**Goal:**
Quote the whole listing exactly. Leave the pictures out of your copy.

**Data supplied:**
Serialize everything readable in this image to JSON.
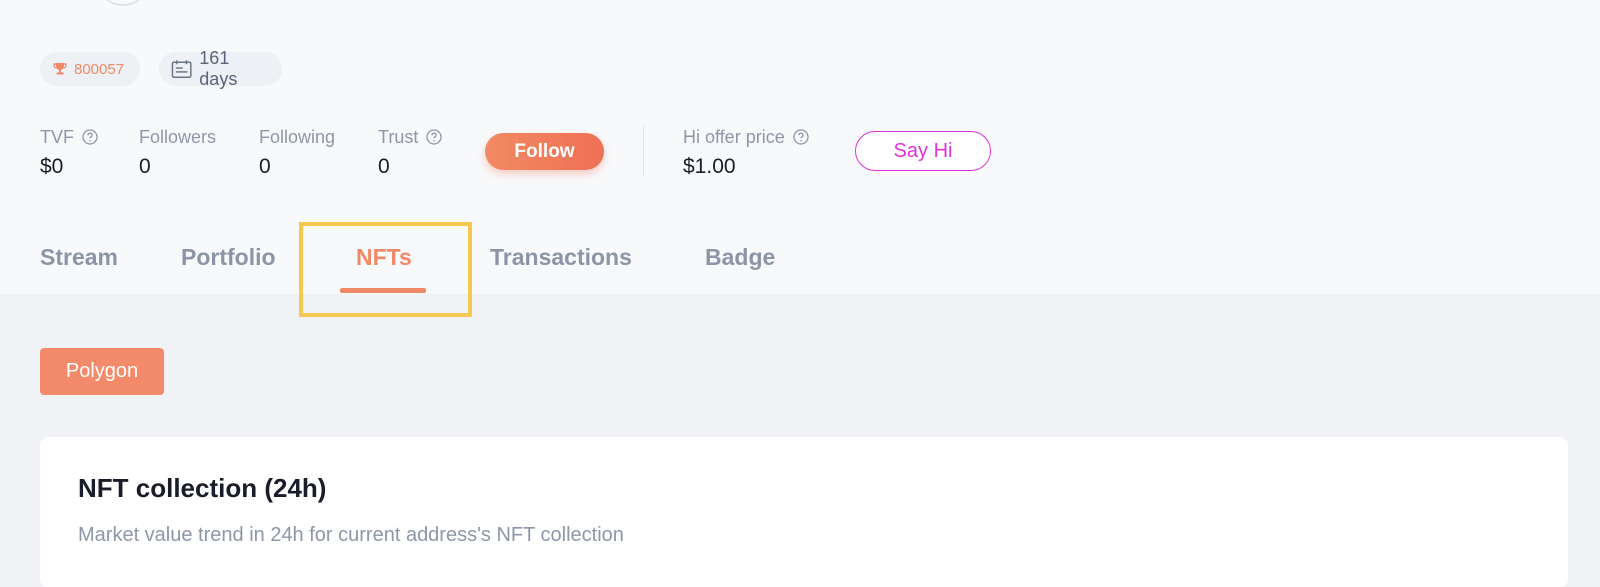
{
  "profile": {
    "rank": "800057",
    "days": "161 days"
  },
  "stats": {
    "tvf": {
      "label": "TVF",
      "value": "$0"
    },
    "followers": {
      "label": "Followers",
      "value": "0"
    },
    "following": {
      "label": "Following",
      "value": "0"
    },
    "trust": {
      "label": "Trust",
      "value": "0"
    },
    "hi_offer": {
      "label": "Hi offer price",
      "value": "$1.00"
    }
  },
  "actions": {
    "follow_label": "Follow",
    "say_hi_label": "Say Hi"
  },
  "tabs": [
    {
      "label": "Stream",
      "active": false
    },
    {
      "label": "Portfolio",
      "active": false
    },
    {
      "label": "NFTs",
      "active": true
    },
    {
      "label": "Transactions",
      "active": false
    },
    {
      "label": "Badge",
      "active": false
    }
  ],
  "chain_filter": {
    "label": "Polygon"
  },
  "nft_card": {
    "title": "NFT collection (24h)",
    "subtitle": "Market value trend in 24h for current address's NFT collection"
  },
  "colors": {
    "accent": "#f08a66",
    "say_hi": "#e032d8",
    "highlight": "#f6c84f"
  },
  "icons": [
    "trophy-icon",
    "calendar-icon",
    "help-icon"
  ]
}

**The completed task:**
Serialize everything readable in this image to JSON.
{
  "profile": {
    "rank": "800057",
    "days": "161 days"
  },
  "stats": {
    "tvf": {
      "label": "TVF",
      "value": "$0"
    },
    "followers": {
      "label": "Followers",
      "value": "0"
    },
    "following": {
      "label": "Following",
      "value": "0"
    },
    "trust": {
      "label": "Trust",
      "value": "0"
    },
    "hi_offer": {
      "label": "Hi offer price",
      "value": "$1.00"
    }
  },
  "actions": {
    "follow_label": "Follow",
    "say_hi_label": "Say Hi"
  },
  "tabs": [
    {
      "label": "Stream",
      "active": false
    },
    {
      "label": "Portfolio",
      "active": false
    },
    {
      "label": "NFTs",
      "active": true
    },
    {
      "label": "Transactions",
      "active": false
    },
    {
      "label": "Badge",
      "active": false
    }
  ],
  "chain_filter": {
    "label": "Polygon"
  },
  "nft_card": {
    "title": "NFT collection (24h)",
    "subtitle": "Market value trend in 24h for current address's NFT collection"
  },
  "colors": {
    "accent": "#f08a66",
    "say_hi": "#e032d8",
    "highlight": "#f6c84f"
  },
  "icons": [
    "trophy-icon",
    "calendar-icon",
    "help-icon"
  ]
}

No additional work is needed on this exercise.